Layout records:
════════════════
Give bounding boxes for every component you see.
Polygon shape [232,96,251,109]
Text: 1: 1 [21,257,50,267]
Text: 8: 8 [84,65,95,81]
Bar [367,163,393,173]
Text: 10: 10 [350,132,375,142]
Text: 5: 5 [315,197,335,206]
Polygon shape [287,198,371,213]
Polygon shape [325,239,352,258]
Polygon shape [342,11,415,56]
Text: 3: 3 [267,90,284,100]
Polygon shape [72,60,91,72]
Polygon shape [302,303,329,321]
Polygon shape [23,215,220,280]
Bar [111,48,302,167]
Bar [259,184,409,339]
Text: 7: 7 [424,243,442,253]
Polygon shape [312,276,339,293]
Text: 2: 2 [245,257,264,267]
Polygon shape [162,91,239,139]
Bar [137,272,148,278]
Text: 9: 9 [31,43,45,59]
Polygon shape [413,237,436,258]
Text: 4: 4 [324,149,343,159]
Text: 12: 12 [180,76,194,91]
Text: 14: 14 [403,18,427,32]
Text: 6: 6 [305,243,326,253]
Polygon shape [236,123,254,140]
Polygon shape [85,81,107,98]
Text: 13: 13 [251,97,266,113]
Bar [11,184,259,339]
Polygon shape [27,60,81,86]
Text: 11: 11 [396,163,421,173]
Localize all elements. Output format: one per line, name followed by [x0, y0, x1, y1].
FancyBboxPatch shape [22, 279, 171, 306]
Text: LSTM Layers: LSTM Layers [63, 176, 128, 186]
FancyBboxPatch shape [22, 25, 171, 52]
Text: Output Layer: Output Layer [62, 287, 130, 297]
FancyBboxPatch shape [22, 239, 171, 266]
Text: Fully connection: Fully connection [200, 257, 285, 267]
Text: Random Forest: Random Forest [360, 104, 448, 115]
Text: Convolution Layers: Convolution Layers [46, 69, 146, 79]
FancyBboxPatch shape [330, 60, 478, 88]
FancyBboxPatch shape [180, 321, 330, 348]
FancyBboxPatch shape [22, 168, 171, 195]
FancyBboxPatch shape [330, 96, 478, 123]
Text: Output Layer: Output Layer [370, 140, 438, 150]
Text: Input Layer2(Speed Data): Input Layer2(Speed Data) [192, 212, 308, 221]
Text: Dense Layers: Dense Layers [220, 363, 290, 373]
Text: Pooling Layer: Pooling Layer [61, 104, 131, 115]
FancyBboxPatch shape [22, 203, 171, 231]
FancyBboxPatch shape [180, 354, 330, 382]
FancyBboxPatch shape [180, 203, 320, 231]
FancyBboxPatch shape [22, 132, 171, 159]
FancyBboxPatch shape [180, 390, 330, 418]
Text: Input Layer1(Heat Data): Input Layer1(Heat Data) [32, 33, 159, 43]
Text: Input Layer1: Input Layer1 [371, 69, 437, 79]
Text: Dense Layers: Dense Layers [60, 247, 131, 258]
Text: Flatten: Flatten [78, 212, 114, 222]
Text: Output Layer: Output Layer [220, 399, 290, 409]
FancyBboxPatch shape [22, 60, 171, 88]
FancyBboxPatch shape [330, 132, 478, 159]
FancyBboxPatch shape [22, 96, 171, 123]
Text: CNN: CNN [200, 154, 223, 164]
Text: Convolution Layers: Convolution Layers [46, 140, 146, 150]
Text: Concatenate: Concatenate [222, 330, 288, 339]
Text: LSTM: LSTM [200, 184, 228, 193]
════════════════
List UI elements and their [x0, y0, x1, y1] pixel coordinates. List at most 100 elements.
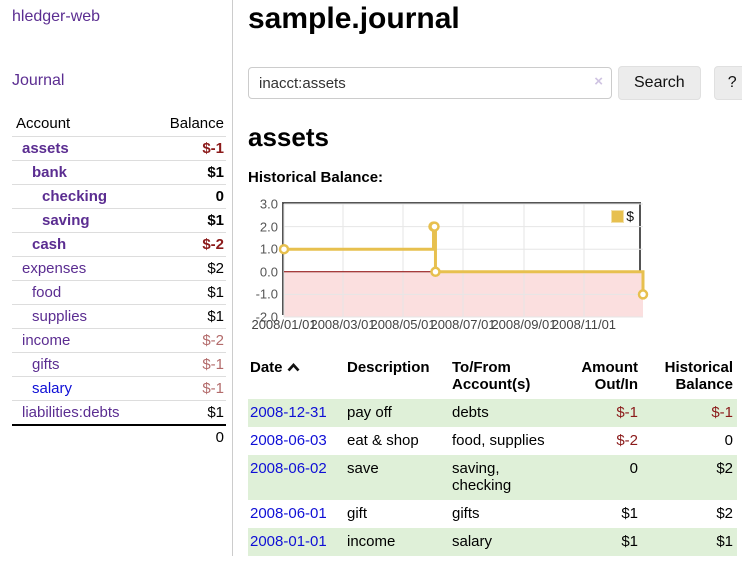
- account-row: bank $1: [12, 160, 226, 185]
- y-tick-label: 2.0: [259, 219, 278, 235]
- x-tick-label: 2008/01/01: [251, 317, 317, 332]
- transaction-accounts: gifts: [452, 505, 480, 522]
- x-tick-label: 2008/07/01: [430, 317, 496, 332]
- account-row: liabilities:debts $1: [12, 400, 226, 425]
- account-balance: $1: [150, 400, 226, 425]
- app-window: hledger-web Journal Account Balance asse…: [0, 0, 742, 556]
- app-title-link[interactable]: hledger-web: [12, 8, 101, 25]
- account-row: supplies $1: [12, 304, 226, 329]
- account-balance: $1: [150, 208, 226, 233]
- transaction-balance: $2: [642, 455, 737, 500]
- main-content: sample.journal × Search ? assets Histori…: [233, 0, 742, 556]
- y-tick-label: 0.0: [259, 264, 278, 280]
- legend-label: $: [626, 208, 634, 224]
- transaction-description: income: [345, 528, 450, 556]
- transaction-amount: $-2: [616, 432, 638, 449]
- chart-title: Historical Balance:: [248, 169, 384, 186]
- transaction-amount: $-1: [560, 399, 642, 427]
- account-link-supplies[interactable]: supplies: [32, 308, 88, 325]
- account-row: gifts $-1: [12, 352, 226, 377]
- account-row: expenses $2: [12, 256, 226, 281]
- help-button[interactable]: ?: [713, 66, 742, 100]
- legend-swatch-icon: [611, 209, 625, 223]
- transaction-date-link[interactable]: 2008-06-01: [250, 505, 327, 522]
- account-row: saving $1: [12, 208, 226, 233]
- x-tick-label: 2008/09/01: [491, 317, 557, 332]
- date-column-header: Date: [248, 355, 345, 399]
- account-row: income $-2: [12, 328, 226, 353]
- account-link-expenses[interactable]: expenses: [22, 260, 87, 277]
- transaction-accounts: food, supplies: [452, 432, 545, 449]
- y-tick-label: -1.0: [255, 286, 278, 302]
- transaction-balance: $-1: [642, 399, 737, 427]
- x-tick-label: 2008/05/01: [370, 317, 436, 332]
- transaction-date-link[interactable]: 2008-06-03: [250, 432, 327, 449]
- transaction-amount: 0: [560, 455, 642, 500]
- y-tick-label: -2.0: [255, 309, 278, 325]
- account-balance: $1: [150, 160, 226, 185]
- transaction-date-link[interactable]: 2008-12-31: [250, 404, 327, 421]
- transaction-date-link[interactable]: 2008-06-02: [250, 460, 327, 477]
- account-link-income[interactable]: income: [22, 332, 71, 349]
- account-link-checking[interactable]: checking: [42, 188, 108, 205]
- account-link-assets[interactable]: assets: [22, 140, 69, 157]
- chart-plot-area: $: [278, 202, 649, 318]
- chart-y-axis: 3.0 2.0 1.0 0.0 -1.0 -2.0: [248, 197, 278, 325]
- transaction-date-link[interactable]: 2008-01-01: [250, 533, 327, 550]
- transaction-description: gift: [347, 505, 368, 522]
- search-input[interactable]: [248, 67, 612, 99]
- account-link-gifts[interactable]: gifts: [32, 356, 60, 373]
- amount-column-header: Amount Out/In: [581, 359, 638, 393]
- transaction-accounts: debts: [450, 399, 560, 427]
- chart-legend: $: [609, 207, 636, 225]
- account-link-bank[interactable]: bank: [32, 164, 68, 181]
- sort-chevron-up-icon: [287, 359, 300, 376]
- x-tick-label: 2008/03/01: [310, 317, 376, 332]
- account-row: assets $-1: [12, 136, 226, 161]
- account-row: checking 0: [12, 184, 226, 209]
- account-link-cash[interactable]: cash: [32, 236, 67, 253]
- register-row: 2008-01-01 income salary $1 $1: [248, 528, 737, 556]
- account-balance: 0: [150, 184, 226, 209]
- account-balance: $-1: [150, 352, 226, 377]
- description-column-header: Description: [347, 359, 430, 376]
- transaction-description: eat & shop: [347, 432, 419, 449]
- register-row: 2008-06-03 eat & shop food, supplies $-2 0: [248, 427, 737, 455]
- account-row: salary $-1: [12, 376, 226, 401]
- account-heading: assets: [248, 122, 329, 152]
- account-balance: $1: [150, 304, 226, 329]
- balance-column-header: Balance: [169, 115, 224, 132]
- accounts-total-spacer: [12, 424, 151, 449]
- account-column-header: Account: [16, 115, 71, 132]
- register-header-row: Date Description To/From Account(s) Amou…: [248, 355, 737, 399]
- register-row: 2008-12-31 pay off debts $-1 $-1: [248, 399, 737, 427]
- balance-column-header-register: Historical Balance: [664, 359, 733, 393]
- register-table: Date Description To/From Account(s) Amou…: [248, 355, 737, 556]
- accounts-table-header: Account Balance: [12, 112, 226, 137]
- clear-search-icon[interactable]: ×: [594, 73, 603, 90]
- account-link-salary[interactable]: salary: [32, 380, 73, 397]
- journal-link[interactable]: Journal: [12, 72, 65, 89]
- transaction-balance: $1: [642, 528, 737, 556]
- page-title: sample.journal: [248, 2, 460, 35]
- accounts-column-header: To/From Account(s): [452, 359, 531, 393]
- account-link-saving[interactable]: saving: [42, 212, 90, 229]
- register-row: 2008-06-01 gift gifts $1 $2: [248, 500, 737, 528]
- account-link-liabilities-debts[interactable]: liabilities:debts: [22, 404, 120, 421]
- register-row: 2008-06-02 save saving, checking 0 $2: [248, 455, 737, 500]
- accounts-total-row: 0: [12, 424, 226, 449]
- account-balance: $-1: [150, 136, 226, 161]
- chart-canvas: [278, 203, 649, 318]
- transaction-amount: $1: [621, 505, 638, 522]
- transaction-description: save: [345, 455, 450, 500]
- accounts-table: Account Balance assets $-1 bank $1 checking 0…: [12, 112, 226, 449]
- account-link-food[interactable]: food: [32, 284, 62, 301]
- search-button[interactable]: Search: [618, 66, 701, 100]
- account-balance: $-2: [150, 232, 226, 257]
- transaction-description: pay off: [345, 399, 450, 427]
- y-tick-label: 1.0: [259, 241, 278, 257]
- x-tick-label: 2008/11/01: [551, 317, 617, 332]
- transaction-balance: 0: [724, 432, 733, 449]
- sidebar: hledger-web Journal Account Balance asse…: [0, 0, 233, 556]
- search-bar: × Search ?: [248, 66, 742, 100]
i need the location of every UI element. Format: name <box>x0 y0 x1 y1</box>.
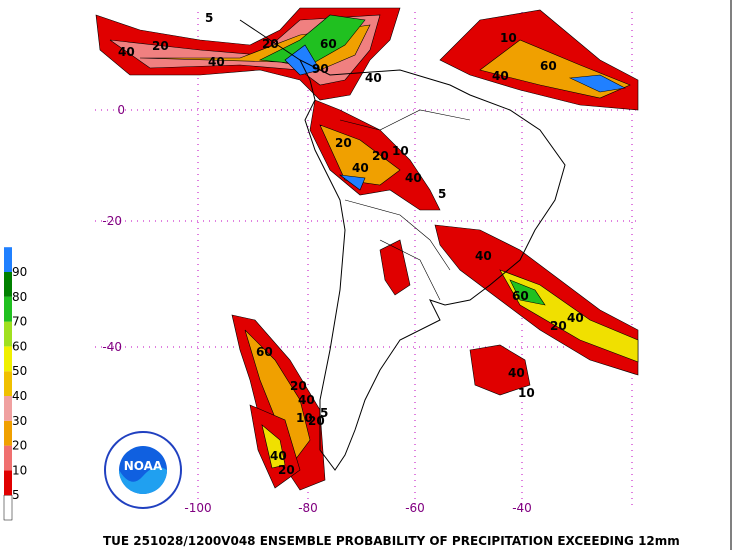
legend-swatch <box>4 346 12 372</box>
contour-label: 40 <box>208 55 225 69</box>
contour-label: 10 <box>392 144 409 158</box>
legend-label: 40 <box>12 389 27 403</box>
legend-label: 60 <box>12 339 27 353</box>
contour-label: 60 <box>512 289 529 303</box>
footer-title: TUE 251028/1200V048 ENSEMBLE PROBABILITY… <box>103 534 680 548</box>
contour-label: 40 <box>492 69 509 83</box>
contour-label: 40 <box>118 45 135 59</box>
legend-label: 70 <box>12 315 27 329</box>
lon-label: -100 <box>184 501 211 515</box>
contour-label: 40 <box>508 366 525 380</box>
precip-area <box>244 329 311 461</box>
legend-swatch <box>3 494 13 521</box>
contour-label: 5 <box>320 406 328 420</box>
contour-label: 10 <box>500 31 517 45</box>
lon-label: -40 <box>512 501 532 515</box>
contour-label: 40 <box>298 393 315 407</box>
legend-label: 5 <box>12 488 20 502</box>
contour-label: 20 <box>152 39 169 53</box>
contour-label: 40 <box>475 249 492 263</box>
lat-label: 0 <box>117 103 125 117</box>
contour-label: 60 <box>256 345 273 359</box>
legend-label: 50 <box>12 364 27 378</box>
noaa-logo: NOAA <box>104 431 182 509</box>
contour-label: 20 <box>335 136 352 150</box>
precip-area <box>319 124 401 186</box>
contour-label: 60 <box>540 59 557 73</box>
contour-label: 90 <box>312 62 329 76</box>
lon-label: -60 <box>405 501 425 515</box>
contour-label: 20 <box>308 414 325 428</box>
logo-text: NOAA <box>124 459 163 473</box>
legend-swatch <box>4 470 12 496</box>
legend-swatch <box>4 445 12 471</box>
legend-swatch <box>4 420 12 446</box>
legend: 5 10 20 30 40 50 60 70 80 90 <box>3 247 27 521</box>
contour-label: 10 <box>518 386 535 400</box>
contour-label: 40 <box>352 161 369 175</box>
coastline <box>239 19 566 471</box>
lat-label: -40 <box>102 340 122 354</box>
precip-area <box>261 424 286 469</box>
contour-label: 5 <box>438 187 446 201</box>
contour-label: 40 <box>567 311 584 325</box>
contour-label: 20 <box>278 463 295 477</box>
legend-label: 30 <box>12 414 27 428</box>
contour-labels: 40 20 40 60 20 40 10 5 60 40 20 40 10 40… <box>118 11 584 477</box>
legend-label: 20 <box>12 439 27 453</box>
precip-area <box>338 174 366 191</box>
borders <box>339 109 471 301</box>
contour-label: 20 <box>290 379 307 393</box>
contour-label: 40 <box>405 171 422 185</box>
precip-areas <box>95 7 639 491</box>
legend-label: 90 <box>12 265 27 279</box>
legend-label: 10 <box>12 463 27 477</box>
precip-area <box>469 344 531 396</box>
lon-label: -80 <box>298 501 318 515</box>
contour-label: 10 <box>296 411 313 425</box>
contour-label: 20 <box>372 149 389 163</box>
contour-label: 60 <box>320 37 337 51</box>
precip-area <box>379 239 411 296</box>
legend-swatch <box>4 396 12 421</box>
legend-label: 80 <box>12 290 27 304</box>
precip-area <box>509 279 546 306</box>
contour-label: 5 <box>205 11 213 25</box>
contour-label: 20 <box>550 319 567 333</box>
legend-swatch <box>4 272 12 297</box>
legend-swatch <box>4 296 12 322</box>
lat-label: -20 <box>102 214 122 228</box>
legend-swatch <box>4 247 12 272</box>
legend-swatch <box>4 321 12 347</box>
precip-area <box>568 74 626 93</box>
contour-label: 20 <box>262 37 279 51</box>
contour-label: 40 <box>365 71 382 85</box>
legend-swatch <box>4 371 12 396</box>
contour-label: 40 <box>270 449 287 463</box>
════════════════
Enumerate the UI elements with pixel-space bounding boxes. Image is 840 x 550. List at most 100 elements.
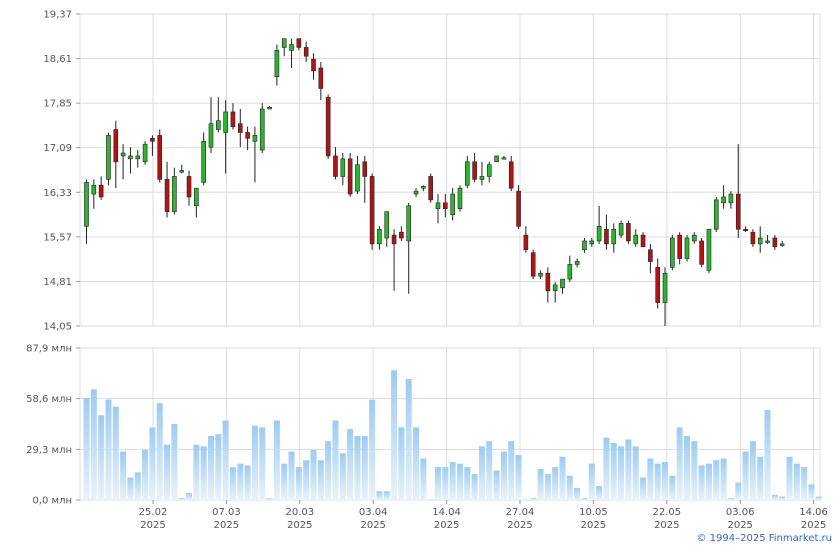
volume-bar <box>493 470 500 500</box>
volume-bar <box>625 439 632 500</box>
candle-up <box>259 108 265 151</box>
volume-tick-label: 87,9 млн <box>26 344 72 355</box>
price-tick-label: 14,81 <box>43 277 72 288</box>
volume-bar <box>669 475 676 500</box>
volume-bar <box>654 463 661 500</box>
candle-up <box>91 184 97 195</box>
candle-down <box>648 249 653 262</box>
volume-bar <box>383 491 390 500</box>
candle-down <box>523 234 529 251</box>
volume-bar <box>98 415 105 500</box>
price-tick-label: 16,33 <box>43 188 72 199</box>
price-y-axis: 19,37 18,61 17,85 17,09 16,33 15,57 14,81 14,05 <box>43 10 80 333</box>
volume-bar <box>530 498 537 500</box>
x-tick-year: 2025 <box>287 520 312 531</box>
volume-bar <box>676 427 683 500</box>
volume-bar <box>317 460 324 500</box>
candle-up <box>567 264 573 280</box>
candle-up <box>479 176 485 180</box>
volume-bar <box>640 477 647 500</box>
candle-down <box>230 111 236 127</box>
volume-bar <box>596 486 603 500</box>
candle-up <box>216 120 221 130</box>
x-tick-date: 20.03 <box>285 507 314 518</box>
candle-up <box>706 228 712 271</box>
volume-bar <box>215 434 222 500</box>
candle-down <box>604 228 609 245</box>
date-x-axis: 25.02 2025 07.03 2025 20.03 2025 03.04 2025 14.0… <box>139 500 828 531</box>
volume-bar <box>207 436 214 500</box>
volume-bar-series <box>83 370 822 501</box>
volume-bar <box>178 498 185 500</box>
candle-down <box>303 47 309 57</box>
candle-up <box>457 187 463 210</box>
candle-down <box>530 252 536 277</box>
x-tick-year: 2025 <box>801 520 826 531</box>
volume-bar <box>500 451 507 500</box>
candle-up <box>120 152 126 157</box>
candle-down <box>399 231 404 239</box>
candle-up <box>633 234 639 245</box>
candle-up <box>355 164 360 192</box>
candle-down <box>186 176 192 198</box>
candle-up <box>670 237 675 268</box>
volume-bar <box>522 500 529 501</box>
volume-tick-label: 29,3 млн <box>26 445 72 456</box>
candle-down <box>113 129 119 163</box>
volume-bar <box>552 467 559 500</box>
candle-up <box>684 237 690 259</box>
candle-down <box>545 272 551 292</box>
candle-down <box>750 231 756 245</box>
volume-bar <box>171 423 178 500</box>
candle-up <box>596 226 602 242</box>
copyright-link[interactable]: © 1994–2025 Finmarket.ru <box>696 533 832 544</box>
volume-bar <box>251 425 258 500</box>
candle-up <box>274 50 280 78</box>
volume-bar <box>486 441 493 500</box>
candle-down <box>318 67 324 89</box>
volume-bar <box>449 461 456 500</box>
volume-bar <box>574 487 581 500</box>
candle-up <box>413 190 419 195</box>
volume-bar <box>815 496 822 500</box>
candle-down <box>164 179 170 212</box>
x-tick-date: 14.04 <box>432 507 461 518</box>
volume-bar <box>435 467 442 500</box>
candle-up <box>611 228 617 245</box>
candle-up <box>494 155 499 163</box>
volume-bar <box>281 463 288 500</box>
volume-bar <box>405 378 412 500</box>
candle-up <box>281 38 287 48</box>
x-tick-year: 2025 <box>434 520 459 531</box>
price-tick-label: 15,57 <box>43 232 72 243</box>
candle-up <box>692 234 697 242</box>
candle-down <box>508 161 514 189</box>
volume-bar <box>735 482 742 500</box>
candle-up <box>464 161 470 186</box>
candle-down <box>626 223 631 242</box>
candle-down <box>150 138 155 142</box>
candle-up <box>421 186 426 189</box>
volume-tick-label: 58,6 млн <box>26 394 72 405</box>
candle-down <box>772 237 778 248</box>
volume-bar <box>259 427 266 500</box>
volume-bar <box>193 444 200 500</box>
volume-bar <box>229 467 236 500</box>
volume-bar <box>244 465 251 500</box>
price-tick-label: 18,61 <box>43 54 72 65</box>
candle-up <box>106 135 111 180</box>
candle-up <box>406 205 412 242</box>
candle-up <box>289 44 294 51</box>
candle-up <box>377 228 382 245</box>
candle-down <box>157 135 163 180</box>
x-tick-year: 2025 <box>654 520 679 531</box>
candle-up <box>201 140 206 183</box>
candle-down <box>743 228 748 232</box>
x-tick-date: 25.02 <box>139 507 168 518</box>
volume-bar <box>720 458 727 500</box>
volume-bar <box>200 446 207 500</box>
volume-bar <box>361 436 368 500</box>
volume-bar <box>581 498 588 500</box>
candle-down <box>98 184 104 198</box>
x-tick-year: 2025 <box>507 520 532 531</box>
════════════════
Please pick out and copy every line above that contains the string "icon". Case counts.

- legend-swatch-icon: [611, 209, 625, 223]
- sort-chevron-up-icon: [287, 359, 300, 376]
- clear-search-icon[interactable]: ×: [594, 73, 603, 90]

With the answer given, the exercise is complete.